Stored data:
************

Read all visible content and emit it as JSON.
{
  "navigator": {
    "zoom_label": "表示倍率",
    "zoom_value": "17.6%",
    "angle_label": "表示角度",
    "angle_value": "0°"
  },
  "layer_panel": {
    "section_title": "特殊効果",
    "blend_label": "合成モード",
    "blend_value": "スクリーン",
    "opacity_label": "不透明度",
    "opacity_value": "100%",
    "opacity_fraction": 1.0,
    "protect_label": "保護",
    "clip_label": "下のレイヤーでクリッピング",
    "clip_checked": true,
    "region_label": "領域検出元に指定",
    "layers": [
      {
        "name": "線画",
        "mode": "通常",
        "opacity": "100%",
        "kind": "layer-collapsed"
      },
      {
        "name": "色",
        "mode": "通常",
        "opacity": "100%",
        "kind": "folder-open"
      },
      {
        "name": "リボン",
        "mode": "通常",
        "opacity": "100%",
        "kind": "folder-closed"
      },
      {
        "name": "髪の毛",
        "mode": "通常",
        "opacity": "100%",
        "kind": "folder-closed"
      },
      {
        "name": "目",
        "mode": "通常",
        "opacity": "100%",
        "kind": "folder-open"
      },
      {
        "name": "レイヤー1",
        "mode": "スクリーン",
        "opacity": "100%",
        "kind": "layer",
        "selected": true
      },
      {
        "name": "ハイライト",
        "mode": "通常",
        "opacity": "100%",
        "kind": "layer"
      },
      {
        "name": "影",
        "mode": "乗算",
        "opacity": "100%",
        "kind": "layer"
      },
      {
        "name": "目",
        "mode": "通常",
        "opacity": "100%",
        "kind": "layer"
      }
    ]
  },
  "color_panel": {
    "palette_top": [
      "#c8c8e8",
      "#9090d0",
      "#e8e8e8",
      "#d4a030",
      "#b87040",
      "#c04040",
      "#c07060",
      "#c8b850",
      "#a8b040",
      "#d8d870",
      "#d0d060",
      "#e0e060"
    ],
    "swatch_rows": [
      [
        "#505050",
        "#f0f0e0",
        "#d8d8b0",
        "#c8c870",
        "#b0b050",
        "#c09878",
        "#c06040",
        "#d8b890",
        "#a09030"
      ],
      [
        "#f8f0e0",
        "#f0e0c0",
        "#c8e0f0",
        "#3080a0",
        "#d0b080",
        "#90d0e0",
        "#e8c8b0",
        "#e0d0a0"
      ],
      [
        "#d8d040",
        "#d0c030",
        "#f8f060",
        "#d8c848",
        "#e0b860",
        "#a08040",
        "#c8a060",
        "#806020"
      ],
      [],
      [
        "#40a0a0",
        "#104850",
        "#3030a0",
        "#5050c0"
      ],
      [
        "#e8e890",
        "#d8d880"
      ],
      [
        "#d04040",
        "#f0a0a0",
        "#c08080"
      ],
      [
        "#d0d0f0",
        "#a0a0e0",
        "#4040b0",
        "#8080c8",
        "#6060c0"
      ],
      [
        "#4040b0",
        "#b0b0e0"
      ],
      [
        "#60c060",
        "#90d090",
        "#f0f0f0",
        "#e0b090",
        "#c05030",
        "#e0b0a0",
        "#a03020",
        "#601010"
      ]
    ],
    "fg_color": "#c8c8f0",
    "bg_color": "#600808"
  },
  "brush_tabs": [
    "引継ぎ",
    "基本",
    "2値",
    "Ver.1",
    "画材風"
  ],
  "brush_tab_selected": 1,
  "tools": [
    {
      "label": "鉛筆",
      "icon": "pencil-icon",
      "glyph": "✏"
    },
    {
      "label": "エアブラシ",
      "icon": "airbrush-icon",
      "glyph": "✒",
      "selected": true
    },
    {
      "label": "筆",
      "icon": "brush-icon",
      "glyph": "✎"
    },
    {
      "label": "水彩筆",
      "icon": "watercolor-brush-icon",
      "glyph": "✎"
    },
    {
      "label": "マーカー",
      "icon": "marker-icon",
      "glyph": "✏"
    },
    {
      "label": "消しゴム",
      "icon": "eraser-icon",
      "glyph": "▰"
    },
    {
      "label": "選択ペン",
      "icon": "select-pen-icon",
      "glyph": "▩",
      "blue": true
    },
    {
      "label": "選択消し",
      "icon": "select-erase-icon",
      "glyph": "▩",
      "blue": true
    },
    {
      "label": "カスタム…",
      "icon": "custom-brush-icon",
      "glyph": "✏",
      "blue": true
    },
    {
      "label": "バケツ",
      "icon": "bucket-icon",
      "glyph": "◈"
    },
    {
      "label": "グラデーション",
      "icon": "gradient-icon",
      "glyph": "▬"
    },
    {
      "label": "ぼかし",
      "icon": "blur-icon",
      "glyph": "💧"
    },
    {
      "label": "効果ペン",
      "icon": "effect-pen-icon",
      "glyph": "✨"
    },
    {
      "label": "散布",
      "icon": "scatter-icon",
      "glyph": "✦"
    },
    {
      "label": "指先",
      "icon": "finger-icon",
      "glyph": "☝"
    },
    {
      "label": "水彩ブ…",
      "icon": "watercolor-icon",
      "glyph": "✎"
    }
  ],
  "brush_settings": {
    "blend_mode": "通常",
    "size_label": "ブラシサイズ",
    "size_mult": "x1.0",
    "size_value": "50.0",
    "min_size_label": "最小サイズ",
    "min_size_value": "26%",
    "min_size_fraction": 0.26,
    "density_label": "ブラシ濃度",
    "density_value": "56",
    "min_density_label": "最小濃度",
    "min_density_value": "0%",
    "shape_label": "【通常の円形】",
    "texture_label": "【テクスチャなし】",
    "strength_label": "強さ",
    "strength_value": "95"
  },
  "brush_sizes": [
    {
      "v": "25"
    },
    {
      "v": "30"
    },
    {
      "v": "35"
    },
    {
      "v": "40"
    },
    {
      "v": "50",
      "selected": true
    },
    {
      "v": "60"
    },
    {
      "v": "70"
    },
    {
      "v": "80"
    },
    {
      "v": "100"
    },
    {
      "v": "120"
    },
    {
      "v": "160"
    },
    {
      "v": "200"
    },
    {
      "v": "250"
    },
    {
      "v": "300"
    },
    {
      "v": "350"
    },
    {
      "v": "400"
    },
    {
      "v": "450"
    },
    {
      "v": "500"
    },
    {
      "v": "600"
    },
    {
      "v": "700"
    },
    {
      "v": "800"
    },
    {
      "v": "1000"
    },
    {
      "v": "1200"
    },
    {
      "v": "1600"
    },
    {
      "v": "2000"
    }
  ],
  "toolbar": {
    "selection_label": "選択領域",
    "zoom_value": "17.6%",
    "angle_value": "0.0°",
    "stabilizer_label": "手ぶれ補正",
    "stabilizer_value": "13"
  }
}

************

WHAT YOU ARE ASKED TO DO →
Give all of the entries again, word for word.

RESPONSE TO THE EXERCISE →
Read all visible content and emit it as JSON.
{
  "navigator": {
    "zoom_label": "表示倍率",
    "zoom_value": "17.6%",
    "angle_label": "表示角度",
    "angle_value": "0°"
  },
  "layer_panel": {
    "section_title": "特殊効果",
    "blend_label": "合成モード",
    "blend_value": "スクリーン",
    "opacity_label": "不透明度",
    "opacity_value": "100%",
    "opacity_fraction": 1.0,
    "protect_label": "保護",
    "clip_label": "下のレイヤーでクリッピング",
    "clip_checked": true,
    "region_label": "領域検出元に指定",
    "layers": [
      {
        "name": "線画",
        "mode": "通常",
        "opacity": "100%",
        "kind": "layer-collapsed"
      },
      {
        "name": "色",
        "mode": "通常",
        "opacity": "100%",
        "kind": "folder-open"
      },
      {
        "name": "リボン",
        "mode": "通常",
        "opacity": "100%",
        "kind": "folder-closed"
      },
      {
        "name": "髪の毛",
        "mode": "通常",
        "opacity": "100%",
        "kind": "folder-closed"
      },
      {
        "name": "目",
        "mode": "通常",
        "opacity": "100%",
        "kind": "folder-open"
      },
      {
        "name": "レイヤー1",
        "mode": "スクリーン",
        "opacity": "100%",
        "kind": "layer",
        "selected": true
      },
      {
        "name": "ハイライト",
        "mode": "通常",
        "opacity": "100%",
        "kind": "layer"
      },
      {
        "name": "影",
        "mode": "乗算",
        "opacity": "100%",
        "kind": "layer"
      },
      {
        "name": "目",
        "mode": "通常",
        "opacity": "100%",
        "kind": "layer"
      }
    ]
  },
  "color_panel": {
    "palette_top": [
      "#c8c8e8",
      "#9090d0",
      "#e8e8e8",
      "#d4a030",
      "#b87040",
      "#c04040",
      "#c07060",
      "#c8b850",
      "#a8b040",
      "#d8d870",
      "#d0d060",
      "#e0e060"
    ],
    "swatch_rows": [
      [
        "#505050",
        "#f0f0e0",
        "#d8d8b0",
        "#c8c870",
        "#b0b050",
        "#c09878",
        "#c06040",
        "#d8b890",
        "#a09030"
      ],
      [
        "#f8f0e0",
        "#f0e0c0",
        "#c8e0f0",
        "#3080a0",
        "#d0b080",
        "#90d0e0",
        "#e8c8b0",
        "#e0d0a0"
      ],
      [
        "#d8d040",
        "#d0c030",
        "#f8f060",
        "#d8c848",
        "#e0b860",
        "#a08040",
        "#c8a060",
        "#806020"
      ],
      [],
      [
        "#40a0a0",
        "#104850",
        "#3030a0",
        "#5050c0"
      ],
      [
        "#e8e890",
        "#d8d880"
      ],
      [
        "#d04040",
        "#f0a0a0",
        "#c08080"
      ],
      [
        "#d0d0f0",
        "#a0a0e0",
        "#4040b0",
        "#8080c8",
        "#6060c0"
      ],
      [
        "#4040b0",
        "#b0b0e0"
      ],
      [
        "#60c060",
        "#90d090",
        "#f0f0f0",
        "#e0b090",
        "#c05030",
        "#e0b0a0",
        "#a03020",
        "#601010"
      ]
    ],
    "fg_color": "#c8c8f0",
    "bg_color": "#600808"
  },
  "brush_tabs": [
    "引継ぎ",
    "基本",
    "2値",
    "Ver.1",
    "画材風"
  ],
  "brush_tab_selected": 1,
  "tools": [
    {
      "label": "鉛筆",
      "icon": "pencil-icon",
      "glyph": "✏"
    },
    {
      "label": "エアブラシ",
      "icon": "airbrush-icon",
      "glyph": "✒",
      "selected": true
    },
    {
      "label": "筆",
      "icon": "brush-icon",
      "glyph": "✎"
    },
    {
      "label": "水彩筆",
      "icon": "watercolor-brush-icon",
      "glyph": "✎"
    },
    {
      "label": "マーカー",
      "icon": "marker-icon",
      "glyph": "✏"
    },
    {
      "label": "消しゴム",
      "icon": "eraser-icon",
      "glyph": "▰"
    },
    {
      "label": "選択ペン",
      "icon": "select-pen-icon",
      "glyph": "▩",
      "blue": true
    },
    {
      "label": "選択消し",
      "icon": "select-erase-icon",
      "glyph": "▩",
      "blue": true
    },
    {
      "label": "カスタム…",
      "icon": "custom-brush-icon",
      "glyph": "✏",
      "blue": true
    },
    {
      "label": "バケツ",
      "icon": "bucket-icon",
      "glyph": "◈"
    },
    {
      "label": "グラデーション",
      "icon": "gradient-icon",
      "glyph": "▬"
    },
    {
      "label": "ぼかし",
      "icon": "blur-icon",
      "glyph": "💧"
    },
    {
      "label": "効果ペン",
      "icon": "effect-pen-icon",
      "glyph": "✨"
    },
    {
      "label": "散布",
      "icon": "scatter-icon",
      "glyph": "✦"
    },
    {
      "label": "指先",
      "icon": "finger-icon",
      "glyph": "☝"
    },
    {
      "label": "水彩ブ…",
      "icon": "watercolor-icon",
      "glyph": "✎"
    }
  ],
  "brush_settings": {
    "blend_mode": "通常",
    "size_label": "ブラシサイズ",
    "size_mult": "x1.0",
    "size_value": "50.0",
    "min_size_label": "最小サイズ",
    "min_size_value": "26%",
    "min_size_fraction": 0.26,
    "density_label": "ブラシ濃度",
    "density_value": "56",
    "min_density_label": "最小濃度",
    "min_density_value": "0%",
    "shape_label": "【通常の円形】",
    "texture_label": "【テクスチャなし】",
    "strength_label": "強さ",
    "strength_value": "95"
  },
  "brush_sizes": [
    {
      "v": "25"
    },
    {
      "v": "30"
    },
    {
      "v": "35"
    },
    {
      "v": "40"
    },
    {
      "v": "50",
      "selected": true
    },
    {
      "v": "60"
    },
    {
      "v": "70"
    },
    {
      "v": "80"
    },
    {
      "v": "100"
    },
    {
      "v": "120"
    },
    {
      "v": "160"
    },
    {
      "v": "200"
    },
    {
      "v": "250"
    },
    {
      "v": "300"
    },
    {
      "v": "350"
    },
    {
      "v": "400"
    },
    {
      "v": "450"
    },
    {
      "v": "500"
    },
    {
      "v": "600"
    },
    {
      "v": "700"
    },
    {
      "v": "800"
    },
    {
      "v": "1000"
    },
    {
      "v": "1200"
    },
    {
      "v": "1600"
    },
    {
      "v": "2000"
    }
  ],
  "toolbar": {
    "selection_label": "選択領域",
    "zoom_value": "17.6%",
    "angle_value": "0.0°",
    "stabilizer_label": "手ぶれ補正",
    "stabilizer_value": "13"
  }
}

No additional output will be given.